- _What this task involves_: Every line of the data must be copied exactly.

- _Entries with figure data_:
╭──

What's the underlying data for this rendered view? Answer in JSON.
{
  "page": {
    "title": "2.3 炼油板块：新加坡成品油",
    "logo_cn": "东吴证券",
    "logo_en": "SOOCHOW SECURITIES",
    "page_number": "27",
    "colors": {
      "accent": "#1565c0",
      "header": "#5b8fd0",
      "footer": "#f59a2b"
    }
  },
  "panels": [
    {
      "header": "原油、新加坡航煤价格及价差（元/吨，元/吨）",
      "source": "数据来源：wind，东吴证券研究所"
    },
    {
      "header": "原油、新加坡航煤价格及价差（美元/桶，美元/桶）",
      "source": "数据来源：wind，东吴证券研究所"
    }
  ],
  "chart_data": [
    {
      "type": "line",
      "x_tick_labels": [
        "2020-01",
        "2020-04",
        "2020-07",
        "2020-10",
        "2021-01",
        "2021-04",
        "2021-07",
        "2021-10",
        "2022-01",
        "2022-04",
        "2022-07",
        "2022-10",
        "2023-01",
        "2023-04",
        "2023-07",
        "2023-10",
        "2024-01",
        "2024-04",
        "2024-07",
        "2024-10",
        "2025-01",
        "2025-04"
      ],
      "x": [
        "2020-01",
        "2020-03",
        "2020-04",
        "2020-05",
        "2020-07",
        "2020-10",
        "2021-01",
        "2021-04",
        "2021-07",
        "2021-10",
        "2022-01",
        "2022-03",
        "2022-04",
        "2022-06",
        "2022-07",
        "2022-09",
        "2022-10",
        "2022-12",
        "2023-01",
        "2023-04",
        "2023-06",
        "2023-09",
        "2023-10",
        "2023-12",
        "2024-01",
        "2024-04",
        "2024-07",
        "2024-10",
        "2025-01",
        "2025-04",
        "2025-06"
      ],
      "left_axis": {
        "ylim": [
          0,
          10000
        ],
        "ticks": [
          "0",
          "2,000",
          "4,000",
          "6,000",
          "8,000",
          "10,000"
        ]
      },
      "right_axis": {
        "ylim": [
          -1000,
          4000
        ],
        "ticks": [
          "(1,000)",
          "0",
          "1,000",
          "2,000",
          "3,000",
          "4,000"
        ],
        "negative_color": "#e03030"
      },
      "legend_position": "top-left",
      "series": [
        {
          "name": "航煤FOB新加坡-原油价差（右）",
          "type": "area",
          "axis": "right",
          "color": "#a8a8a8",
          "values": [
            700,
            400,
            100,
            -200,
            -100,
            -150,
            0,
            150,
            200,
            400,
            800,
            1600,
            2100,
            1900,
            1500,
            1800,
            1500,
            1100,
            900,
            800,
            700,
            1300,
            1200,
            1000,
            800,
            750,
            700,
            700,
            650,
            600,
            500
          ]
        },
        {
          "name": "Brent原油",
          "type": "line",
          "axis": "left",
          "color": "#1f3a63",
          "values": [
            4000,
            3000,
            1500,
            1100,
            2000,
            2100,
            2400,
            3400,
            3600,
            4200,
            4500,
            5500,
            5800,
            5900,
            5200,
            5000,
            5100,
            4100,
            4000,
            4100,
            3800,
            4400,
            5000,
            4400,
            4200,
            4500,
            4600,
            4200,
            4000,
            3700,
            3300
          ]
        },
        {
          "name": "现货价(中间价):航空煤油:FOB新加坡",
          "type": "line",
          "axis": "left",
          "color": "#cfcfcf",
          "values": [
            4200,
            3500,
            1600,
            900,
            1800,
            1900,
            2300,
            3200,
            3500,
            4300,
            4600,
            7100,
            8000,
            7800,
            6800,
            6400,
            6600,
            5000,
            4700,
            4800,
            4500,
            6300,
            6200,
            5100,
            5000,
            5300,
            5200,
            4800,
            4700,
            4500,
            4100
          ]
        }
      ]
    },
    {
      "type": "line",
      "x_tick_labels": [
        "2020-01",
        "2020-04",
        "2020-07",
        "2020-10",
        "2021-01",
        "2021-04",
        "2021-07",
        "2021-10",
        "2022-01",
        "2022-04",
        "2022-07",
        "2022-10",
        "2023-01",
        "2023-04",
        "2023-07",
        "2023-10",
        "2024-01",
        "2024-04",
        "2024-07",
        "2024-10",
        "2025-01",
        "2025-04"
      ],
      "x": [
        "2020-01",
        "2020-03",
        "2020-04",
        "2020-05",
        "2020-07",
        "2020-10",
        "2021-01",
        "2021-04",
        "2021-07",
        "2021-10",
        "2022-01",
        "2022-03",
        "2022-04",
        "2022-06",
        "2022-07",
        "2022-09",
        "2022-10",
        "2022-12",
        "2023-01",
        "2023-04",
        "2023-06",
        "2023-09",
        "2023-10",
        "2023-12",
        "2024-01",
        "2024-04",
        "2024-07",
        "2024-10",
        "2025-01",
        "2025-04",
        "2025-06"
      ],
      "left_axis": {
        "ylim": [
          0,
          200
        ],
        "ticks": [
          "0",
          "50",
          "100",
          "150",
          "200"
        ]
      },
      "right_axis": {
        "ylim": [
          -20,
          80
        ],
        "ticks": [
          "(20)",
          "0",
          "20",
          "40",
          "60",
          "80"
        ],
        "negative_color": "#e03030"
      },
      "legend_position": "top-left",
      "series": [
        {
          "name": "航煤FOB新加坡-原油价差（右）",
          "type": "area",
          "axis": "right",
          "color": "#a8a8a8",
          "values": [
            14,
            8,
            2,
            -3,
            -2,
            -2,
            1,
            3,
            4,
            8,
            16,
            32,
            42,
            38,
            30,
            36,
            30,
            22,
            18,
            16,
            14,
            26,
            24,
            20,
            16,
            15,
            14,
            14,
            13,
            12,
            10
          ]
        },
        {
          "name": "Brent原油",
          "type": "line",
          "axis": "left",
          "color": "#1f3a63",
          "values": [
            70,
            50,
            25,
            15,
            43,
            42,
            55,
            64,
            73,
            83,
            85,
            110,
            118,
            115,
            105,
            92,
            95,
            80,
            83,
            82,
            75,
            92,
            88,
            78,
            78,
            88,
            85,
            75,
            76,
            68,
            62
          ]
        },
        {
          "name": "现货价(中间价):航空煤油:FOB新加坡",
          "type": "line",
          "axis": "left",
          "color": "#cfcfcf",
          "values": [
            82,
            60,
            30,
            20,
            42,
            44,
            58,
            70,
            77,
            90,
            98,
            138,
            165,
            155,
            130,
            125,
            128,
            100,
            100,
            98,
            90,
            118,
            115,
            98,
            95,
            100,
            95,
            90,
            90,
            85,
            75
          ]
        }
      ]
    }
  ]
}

╰──

- _Reply_:
What's the underlying data for this rendered view? Answer in JSON.
{
  "page": {
    "title": "2.3 炼油板块：新加坡成品油",
    "logo_cn": "东吴证券",
    "logo_en": "SOOCHOW SECURITIES",
    "page_number": "27",
    "colors": {
      "accent": "#1565c0",
      "header": "#5b8fd0",
      "footer": "#f59a2b"
    }
  },
  "panels": [
    {
      "header": "原油、新加坡航煤价格及价差（元/吨，元/吨）",
      "source": "数据来源：wind，东吴证券研究所"
    },
    {
      "header": "原油、新加坡航煤价格及价差（美元/桶，美元/桶）",
      "source": "数据来源：wind，东吴证券研究所"
    }
  ],
  "chart_data": [
    {
      "type": "line",
      "x_tick_labels": [
        "2020-01",
        "2020-04",
        "2020-07",
        "2020-10",
        "2021-01",
        "2021-04",
        "2021-07",
        "2021-10",
        "2022-01",
        "2022-04",
        "2022-07",
        "2022-10",
        "2023-01",
        "2023-04",
        "2023-07",
        "2023-10",
        "2024-01",
        "2024-04",
        "2024-07",
        "2024-10",
        "2025-01",
        "2025-04"
      ],
      "x": [
        "2020-01",
        "2020-03",
        "2020-04",
        "2020-05",
        "2020-07",
        "2020-10",
        "2021-01",
        "2021-04",
        "2021-07",
        "2021-10",
        "2022-01",
        "2022-03",
        "2022-04",
        "2022-06",
        "2022-07",
        "2022-09",
        "2022-10",
        "2022-12",
        "2023-01",
        "2023-04",
        "2023-06",
        "2023-09",
        "2023-10",
        "2023-12",
        "2024-01",
        "2024-04",
        "2024-07",
        "2024-10",
        "2025-01",
        "2025-04",
        "2025-06"
      ],
      "left_axis": {
        "ylim": [
          0,
          10000
        ],
        "ticks": [
          "0",
          "2,000",
          "4,000",
          "6,000",
          "8,000",
          "10,000"
        ]
      },
      "right_axis": {
        "ylim": [
          -1000,
          4000
        ],
        "ticks": [
          "(1,000)",
          "0",
          "1,000",
          "2,000",
          "3,000",
          "4,000"
        ],
        "negative_color": "#e03030"
      },
      "legend_position": "top-left",
      "series": [
        {
          "name": "航煤FOB新加坡-原油价差（右）",
          "type": "area",
          "axis": "right",
          "color": "#a8a8a8",
          "values": [
            700,
            400,
            100,
            -200,
            -100,
            -150,
            0,
            150,
            200,
            400,
            800,
            1600,
            2100,
            1900,
            1500,
            1800,
            1500,
            1100,
            900,
            800,
            700,
            1300,
            1200,
            1000,
            800,
            750,
            700,
            700,
            650,
            600,
            500
          ]
        },
        {
          "name": "Brent原油",
          "type": "line",
          "axis": "left",
          "color": "#1f3a63",
          "values": [
            4000,
            3000,
            1500,
            1100,
            2000,
            2100,
            2400,
            3400,
            3600,
            4200,
            4500,
            5500,
            5800,
            5900,
            5200,
            5000,
            5100,
            4100,
            4000,
            4100,
            3800,
            4400,
            5000,
            4400,
            4200,
            4500,
            4600,
            4200,
            4000,
            3700,
            3300
          ]
        },
        {
          "name": "现货价(中间价):航空煤油:FOB新加坡",
          "type": "line",
          "axis": "left",
          "color": "#cfcfcf",
          "values": [
            4200,
            3500,
            1600,
            900,
            1800,
            1900,
            2300,
            3200,
            3500,
            4300,
            4600,
            7100,
            8000,
            7800,
            6800,
            6400,
            6600,
            5000,
            4700,
            4800,
            4500,
            6300,
            6200,
            5100,
            5000,
            5300,
            5200,
            4800,
            4700,
            4500,
            4100
          ]
        }
      ]
    },
    {
      "type": "line",
      "x_tick_labels": [
        "2020-01",
        "2020-04",
        "2020-07",
        "2020-10",
        "2021-01",
        "2021-04",
        "2021-07",
        "2021-10",
        "2022-01",
        "2022-04",
        "2022-07",
        "2022-10",
        "2023-01",
        "2023-04",
        "2023-07",
        "2023-10",
        "2024-01",
        "2024-04",
        "2024-07",
        "2024-10",
        "2025-01",
        "2025-04"
      ],
      "x": [
        "2020-01",
        "2020-03",
        "2020-04",
        "2020-05",
        "2020-07",
        "2020-10",
        "2021-01",
        "2021-04",
        "2021-07",
        "2021-10",
        "2022-01",
        "2022-03",
        "2022-04",
        "2022-06",
        "2022-07",
        "2022-09",
        "2022-10",
        "2022-12",
        "2023-01",
        "2023-04",
        "2023-06",
        "2023-09",
        "2023-10",
        "2023-12",
        "2024-01",
        "2024-04",
        "2024-07",
        "2024-10",
        "2025-01",
        "2025-04",
        "2025-06"
      ],
      "left_axis": {
        "ylim": [
          0,
          200
        ],
        "ticks": [
          "0",
          "50",
          "100",
          "150",
          "200"
        ]
      },
      "right_axis": {
        "ylim": [
          -20,
          80
        ],
        "ticks": [
          "(20)",
          "0",
          "20",
          "40",
          "60",
          "80"
        ],
        "negative_color": "#e03030"
      },
      "legend_position": "top-left",
      "series": [
        {
          "name": "航煤FOB新加坡-原油价差（右）",
          "type": "area",
          "axis": "right",
          "color": "#a8a8a8",
          "values": [
            14,
            8,
            2,
            -3,
            -2,
            -2,
            1,
            3,
            4,
            8,
            16,
            32,
            42,
            38,
            30,
            36,
            30,
            22,
            18,
            16,
            14,
            26,
            24,
            20,
            16,
            15,
            14,
            14,
            13,
            12,
            10
          ]
        },
        {
          "name": "Brent原油",
          "type": "line",
          "axis": "left",
          "color": "#1f3a63",
          "values": [
            70,
            50,
            25,
            15,
            43,
            42,
            55,
            64,
            73,
            83,
            85,
            110,
            118,
            115,
            105,
            92,
            95,
            80,
            83,
            82,
            75,
            92,
            88,
            78,
            78,
            88,
            85,
            75,
            76,
            68,
            62
          ]
        },
        {
          "name": "现货价(中间价):航空煤油:FOB新加坡",
          "type": "line",
          "axis": "left",
          "color": "#cfcfcf",
          "values": [
            82,
            60,
            30,
            20,
            42,
            44,
            58,
            70,
            77,
            90,
            98,
            138,
            165,
            155,
            130,
            125,
            128,
            100,
            100,
            98,
            90,
            118,
            115,
            98,
            95,
            100,
            95,
            90,
            90,
            85,
            75
          ]
        }
      ]
    }
  ]
}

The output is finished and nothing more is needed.